::: Text shown

Thursday, May 28, 2009

IF ONE HAD EYES TO SEE ...

... a shade, floating along the warm breeze

I don't know how often any of you have dreams that you remember, but I don't often have dreams ... and very few that I can recall with any real clarity.

But I did last night. About Tee Jay.

It seemed plausible, with me sitting in the kitchen of her Mom's house (with whom she lives with, along with her teenage daughter), and I was talking with her Ma. We had a decent enough relationship ... I know I enjoyed her and I want to think she enjoyed my company, which is why the conversation that I was having with her wasn't out of the ordinary.

She said that it wasn't anything about 'me', but that Tee Jay had reach a point in her life where she isn't really interested in relationships with anyone. Nothing personal, as she is tired of the bull crap, and she doesn't want to be bothered with it all.

Interesting dream, as I did not have thoughts about her, none that I was aware of. I decided to post about it for two reasons ... 1) because it is such a novelty for me, that I wanted it to be recorded, and 2) to show that apparently I have feelings for someone who doesn't want to return my affections, like a whole bunch of other folks.

BUT SEE, THIS IS WHERE THE HERD THINS

I don't let my insecurities, disable me. But really, when someone is trying make me feel like something I am not, I never have been one to accept it. My 'inner Pee Wee' kicks in ... because after all, 'I KNOW you are, but what AM I?' You don't know, do you?

And though Tee Jay will prolly never hear me say this, cause when I was brushing my teeth, I 'told her', that I know what I am capable of, and I aim to fullfill myself. I would want to be with you, but I can't risk my future for something that has shown itself to be an exercise in pointlessness. "It was you who made your due, you built a maze you can't get thru", (yup, I would actually say that if it fit the situation!)... and I let who and whatever do their thing.

Right now, all I can do is hope for the best. If my 'dream' is right, that is cool because I have no inclination to help her realize her problems and how much better her life can be with me. I don't even need to 'confirm' it, either. I will not use this 'dream' as an excuse to manufacture a reason to stumble into her environment ... I sneak around the Kohl's out in West Bloomfield, so as not to run into her at her job. I even go to the Burger King that is a little further away, so as not to maybe run into her, as it is on 'her urban pathway'.

See, this is the test of the 'ex List' for me. I know how to leave someone the hell alone, no matter why they want me to leave them alone ... and ESPECIALLY if I want to be free from them. Better to escape like a trapped coyote than to linger around the corpse of a relationship.

I GAVE AT THE OFFICE

Maybe I didn't make the 'right' decision, but I do think that I made the best decision at the time I had to act. When I would think about Mookie, in my travels along the 'Backroads Of Life', I'd remember her as I saw her. She was a sweet, pretty, and adorable girl ... while I was with her and near the end of our relationship, I had to deal with the conflict with doing what I thought was best for me, and what was best for 'us'.

And I didn't see her as 'sweet'.

But now, she is back to being the sweet, beautiful woman but with a caveat ... she isn't for me. She can find what she wants, and that is cool if she does reach whatever it is she is trying to grab.

::::::

**Given request A**
Which all-capital headings appear in the blog post about a dream? List every one.

::: Data excerpts

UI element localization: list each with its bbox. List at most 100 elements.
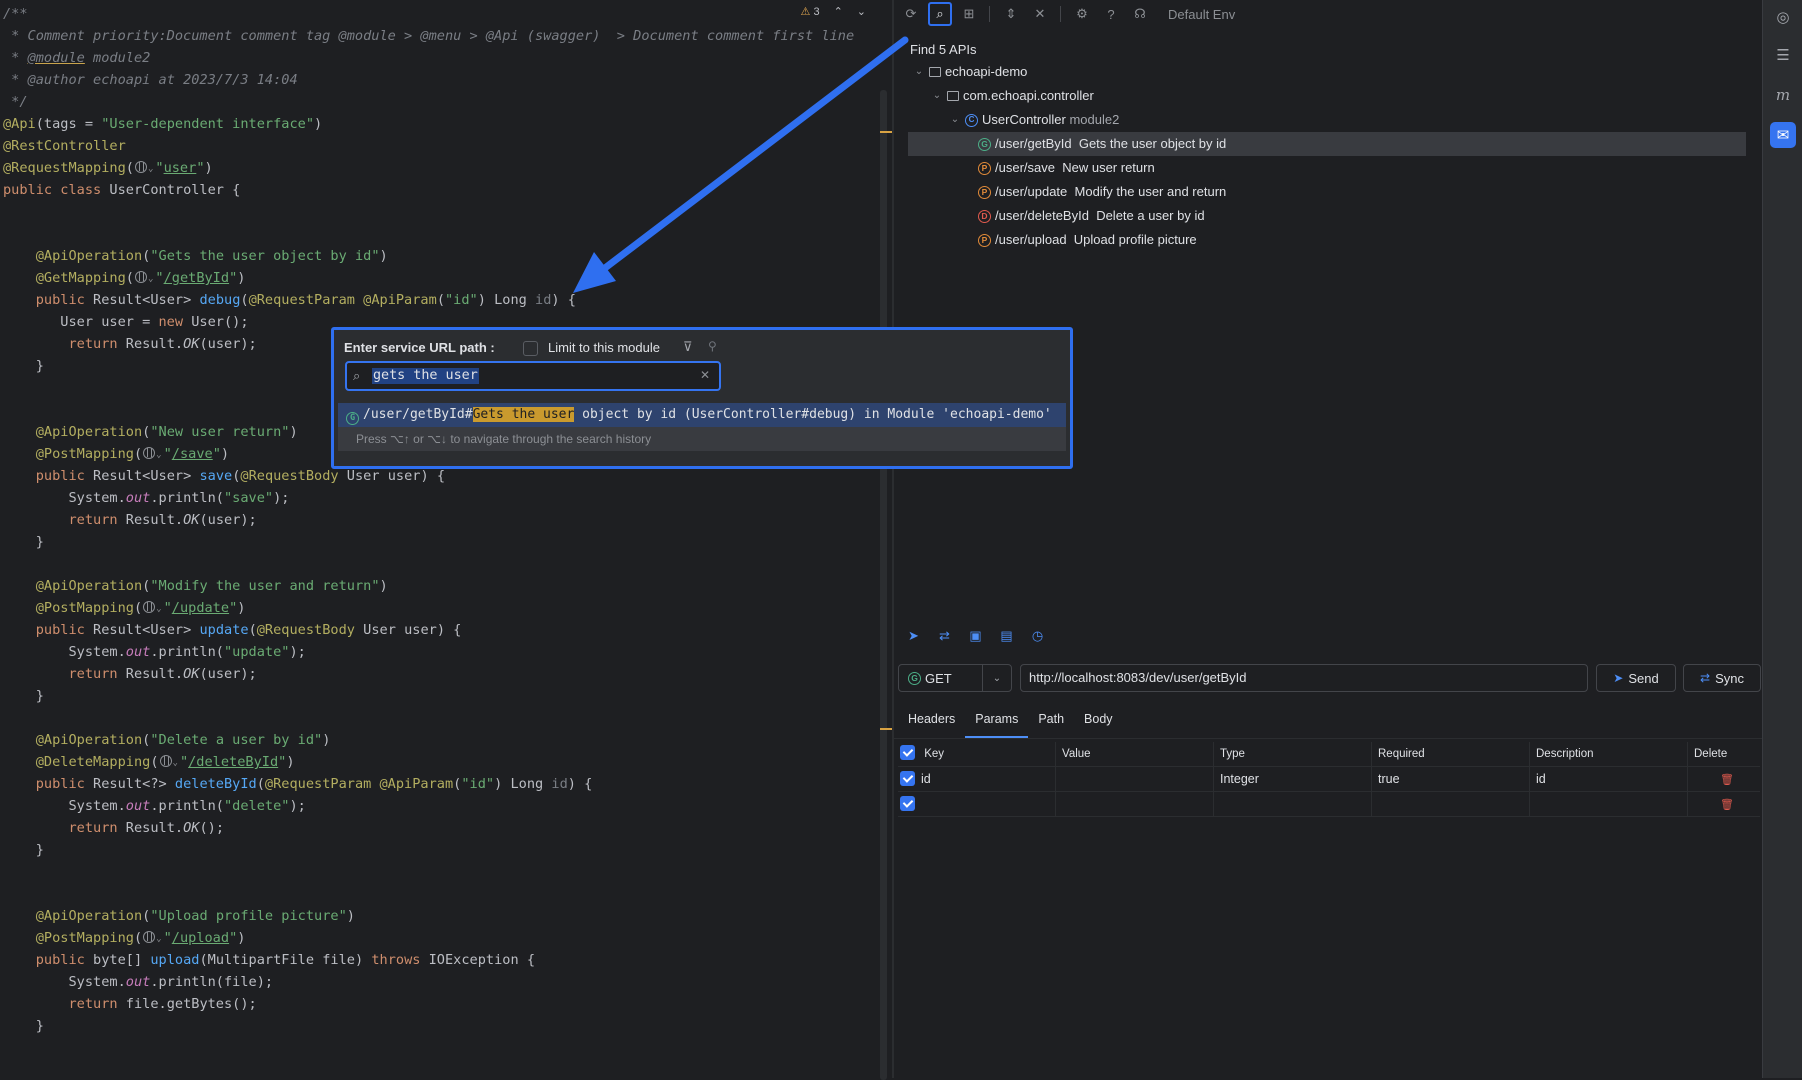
search-result-item[interactable]: G/user/getById#Gets the user object by i… [338,403,1066,427]
expand-icon[interactable]: ⇕ [999,2,1023,26]
code-line: @ApiOperation("Delete a user by id") [3,729,331,751]
endpoint-item[interactable]: P/user/update Modify the user and return [978,180,1226,204]
code-token: */ [3,94,28,110]
cell-key[interactable] [898,792,1056,816]
select-all-checkbox[interactable] [900,745,915,760]
cell-value[interactable] [1056,792,1214,816]
limit-module-label[interactable]: Limit to this module [548,340,660,355]
chevron-down-icon[interactable]: ⌄ [982,665,1011,691]
document-icon[interactable]: ▤ [997,626,1016,645]
code-line: public Result<User> debug(@RequestParam … [3,289,576,311]
tree-node-package[interactable]: ⌄ com.echoapi.controller [930,84,1094,108]
table-header-row: Key Value Type Required Description Dele… [898,742,1760,767]
search-icon[interactable]: ⌕ [928,2,952,26]
code-line: } [3,1015,44,1037]
code-token: ⌄ [156,934,162,944]
code-token: "User-dependent interface" [101,116,315,132]
chevron-down-icon[interactable]: ⌄ [948,108,962,132]
save-icon[interactable]: ▣ [966,626,985,645]
code-token: "Upload profile picture" [150,908,347,924]
code-token: (); [199,820,225,836]
send-plane-icon[interactable]: ➤ [904,626,923,645]
tree-icon[interactable]: ⊞ [957,2,981,26]
environment-selector[interactable]: Default Env [1168,7,1235,22]
search-input[interactable]: ⌕ gets the user ✕ [345,361,721,391]
header-value: Value [1056,742,1214,766]
code-token: save [199,468,233,484]
tab-body[interactable]: Body [1074,706,1123,738]
code-token: @Api [3,116,36,132]
maven-icon[interactable]: m [1770,82,1796,108]
tree-node-controller[interactable]: ⌄ C UserController module2 [948,108,1120,132]
endpoint-item[interactable]: G/user/getById Gets the user object by i… [908,132,1746,156]
row-checkbox[interactable] [900,796,915,811]
cell-description[interactable]: id [1530,767,1688,791]
tab-params[interactable]: Params [965,706,1029,738]
code-line: @DeleteMapping(⌄ "/deleteById") [3,751,295,773]
warning-indicator[interactable]: ⚠ 3 [801,5,820,18]
chevron-down-icon[interactable]: ⌄ [857,5,866,18]
echoapi-icon[interactable]: ✉ [1770,122,1796,148]
tab-headers[interactable]: Headers [898,706,965,738]
code-line: return Result.OK(user); [3,509,256,531]
cell-type[interactable]: Integer [1214,767,1372,791]
cell-delete: 🗑 [1688,767,1760,791]
trash-icon[interactable]: 🗑 [1720,799,1734,811]
cell-required[interactable]: true [1372,767,1530,791]
code-token: ⌄ [156,450,162,460]
editor-inspection-widget[interactable]: ⚠ 3 ⌃ ⌄ [801,0,881,22]
gutter-mark [880,131,892,133]
ai-assistant-icon[interactable]: ◎ [1770,4,1796,30]
tree-node-project[interactable]: ⌄ echoapi-demo [912,60,1028,84]
help-icon[interactable]: ? [1099,2,1123,26]
method-select[interactable]: G GET ⌄ [898,664,1012,692]
tab-path[interactable]: Path [1028,706,1074,738]
code-line: public Result<User> update(@RequestBody … [3,619,462,641]
history-icon[interactable]: ◷ [1028,626,1047,645]
code-token: @RequestMapping [3,160,126,176]
collapse-icon[interactable]: ✕ [1028,2,1052,26]
cell-key[interactable]: id [898,767,1056,791]
search-popup: Enter service URL path : Limit to this m… [331,327,1073,469]
pin-icon[interactable]: ⚲ [708,339,717,353]
sync-icon[interactable]: ⇄ [935,626,954,645]
cell-value[interactable] [1056,767,1214,791]
chevron-down-icon[interactable]: ⌄ [930,84,944,108]
code-editor[interactable]: ⚠ 3 ⌃ ⌄ /** * Comment priority:Document … [0,0,880,1078]
settings-icon[interactable]: ⚙ [1070,2,1094,26]
database-icon[interactable]: ☰ [1770,42,1796,68]
clear-icon[interactable]: ✕ [700,368,710,382]
trash-icon[interactable]: 🗑 [1720,774,1734,786]
endpoint-item[interactable]: D/user/deleteById Delete a user by id [978,204,1205,228]
code-line: @Api(tags = "User-dependent interface") [3,113,322,135]
code-token: OK [183,820,200,836]
code-token: ) [237,600,246,616]
cell-description[interactable] [1530,792,1688,816]
row-checkbox[interactable] [900,771,915,786]
endpoint-path: /user/update [995,184,1068,199]
editor-scrollbar[interactable] [880,90,887,1080]
code-line: * Comment priority:Document comment tag … [3,25,854,47]
limit-module-checkbox[interactable] [523,341,538,356]
headset-icon[interactable]: ☊ [1128,2,1152,26]
code-token: public [35,622,94,638]
chevron-down-icon[interactable]: ⌄ [912,60,926,84]
refresh-icon[interactable]: ⟳ [899,2,923,26]
endpoint-item[interactable]: P/user/upload Upload profile picture [978,228,1197,252]
code-token: @ApiOperation [35,908,143,924]
cell-type[interactable] [1214,792,1372,816]
code-token: System. [3,798,126,814]
code-line: @RestController [3,135,126,157]
sync-button[interactable]: ⇄ Sync [1683,664,1761,692]
cell-required[interactable] [1372,792,1530,816]
url-input[interactable]: http://localhost:8083/dev/user/getById [1020,664,1588,692]
chevron-up-icon[interactable]: ⌃ [834,5,843,18]
endpoint-item[interactable]: P/user/save New user return [978,156,1155,180]
send-button[interactable]: ➤ Send [1596,664,1676,692]
endpoint-description: Delete a user by id [1096,208,1205,223]
filter-icon[interactable]: ⊽ [683,339,693,355]
code-token: ( [125,160,134,176]
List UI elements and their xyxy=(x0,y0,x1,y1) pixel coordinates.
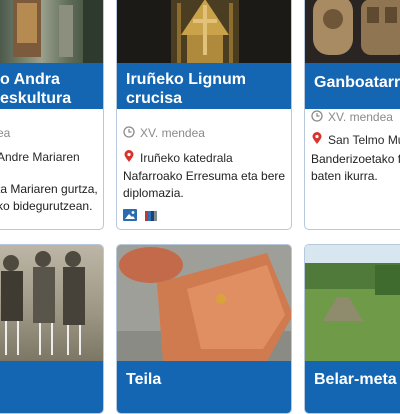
roof-tile-photo-illustration xyxy=(117,245,291,361)
card-photo[interactable] xyxy=(0,245,103,361)
card-location: Andre Mariaren xyxy=(0,150,99,165)
card-photo[interactable] xyxy=(0,0,103,63)
haystack-photo-illustration xyxy=(305,245,400,361)
card-title-line: crucisa xyxy=(126,90,183,107)
card-title[interactable]: Iruñeko Lignum crucisa xyxy=(117,63,291,109)
description-line: Nafarroako Erresuma eta bere xyxy=(123,169,286,183)
media-badges xyxy=(123,208,158,226)
card-photo[interactable] xyxy=(305,0,400,63)
card-period: ea xyxy=(0,126,99,141)
card-title[interactable] xyxy=(0,361,103,413)
clock-icon xyxy=(123,126,137,142)
card-location: Iruñeko katedrala xyxy=(123,150,287,167)
card-ganboatarren-banner[interactable]: Ganboatarre XV. mendea San Telmo Mus Ban… xyxy=(304,0,400,230)
card-title-line: Ganboatarre xyxy=(314,74,400,91)
card-title[interactable]: o Andra eskultura xyxy=(0,63,103,109)
sculpture-photo-illustration xyxy=(13,0,103,63)
card-title-line: Iruñeko Lignum xyxy=(126,71,246,88)
location-text: Iruñeko katedrala xyxy=(140,151,233,165)
card-title-line: o Andra xyxy=(0,71,60,88)
flag-stripes-icon xyxy=(145,208,158,226)
card-title[interactable]: Ganboatarre xyxy=(305,63,400,109)
description-line: baten ikurra. xyxy=(311,169,378,183)
card-description: Banderizoetako fa baten ikurra. xyxy=(311,151,400,185)
card-period: XV. mendea xyxy=(123,126,287,142)
card-title-line: eskultura xyxy=(0,90,72,107)
historic-group-photo-illustration xyxy=(1,251,85,355)
card-location: San Telmo Mus xyxy=(311,132,400,149)
coat-of-arms-photo-illustration xyxy=(313,0,400,55)
period-text: XV. mendea xyxy=(328,110,393,124)
card-description: Nafarroako Erresuma eta bere diplomazia. xyxy=(123,168,287,202)
card-teila[interactable]: Teila xyxy=(116,244,292,414)
card-historic-photo[interactable] xyxy=(0,244,104,414)
reliquary-photo-illustration xyxy=(171,0,239,63)
image-icon xyxy=(123,208,137,226)
map-pin-icon xyxy=(311,132,325,149)
card-description: ta Mariaren gurtza, ko bidegurutzean. xyxy=(0,181,99,215)
card-photo[interactable] xyxy=(117,245,291,361)
card-lignum-crucis[interactable]: Iruñeko Lignum crucisa XV. mendea Iruñek… xyxy=(116,0,292,230)
card-title[interactable]: Teila xyxy=(117,361,291,413)
map-pin-icon xyxy=(123,150,137,167)
location-text: San Telmo Mus xyxy=(328,133,400,147)
card-title-line: Belar-meta xyxy=(314,371,397,388)
description-line: Banderizoetako fa xyxy=(311,152,400,166)
description-line: diplomazia. xyxy=(123,186,184,200)
card-photo[interactable] xyxy=(305,245,400,361)
description-line: ko bidegurutzean. xyxy=(0,199,93,213)
period-text: ea xyxy=(0,126,11,140)
location-text: Andre Mariaren xyxy=(0,150,80,164)
card-andra-mari-sculpture[interactable]: o Andra eskultura ea Andre Mariaren ta M… xyxy=(0,0,104,230)
clock-icon xyxy=(311,110,325,126)
card-photo[interactable] xyxy=(117,0,291,63)
card-belar-meta[interactable]: Belar-meta xyxy=(304,244,400,414)
card-period: XV. mendea xyxy=(311,110,400,126)
description-line: ta Mariaren gurtza, xyxy=(0,182,98,196)
period-text: XV. mendea xyxy=(140,126,205,140)
card-title-line: Teila xyxy=(126,371,162,388)
card-title[interactable]: Belar-meta xyxy=(305,361,400,413)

::::::

**Given request B**
In the entries, repeat verbatim the lines starting at the one that contains "search-result-item[interactable]: G/user/getById#Gets the" and ending at the one that contains "document-icon[interactable]: ▤ [997,626,1016,645]".

**Task answer A**
IF ONE HAD EYES TO SEE ...
BUT SEE, THIS IS WHERE THE HERD THINS
I GAVE AT THE OFFICE

**Task answer B**
search-result-item[interactable]: G/user/getById#Gets the user object by i… [338,403,1066,427]
expand-icon[interactable]: ⇕ [999,2,1023,26]
code-line: @ApiOperation("Delete a user by id") [3,729,331,751]
endpoint-item[interactable]: P/user/update Modify the user and return [978,180,1226,204]
code-token: */ [3,94,28,110]
cell-key[interactable] [898,792,1056,816]
select-all-checkbox[interactable] [900,745,915,760]
cell-value[interactable] [1056,792,1214,816]
limit-module-label[interactable]: Limit to this module [548,340,660,355]
chevron-down-icon[interactable]: ⌄ [982,665,1011,691]
document-icon[interactable]: ▤ [997,626,1016,645]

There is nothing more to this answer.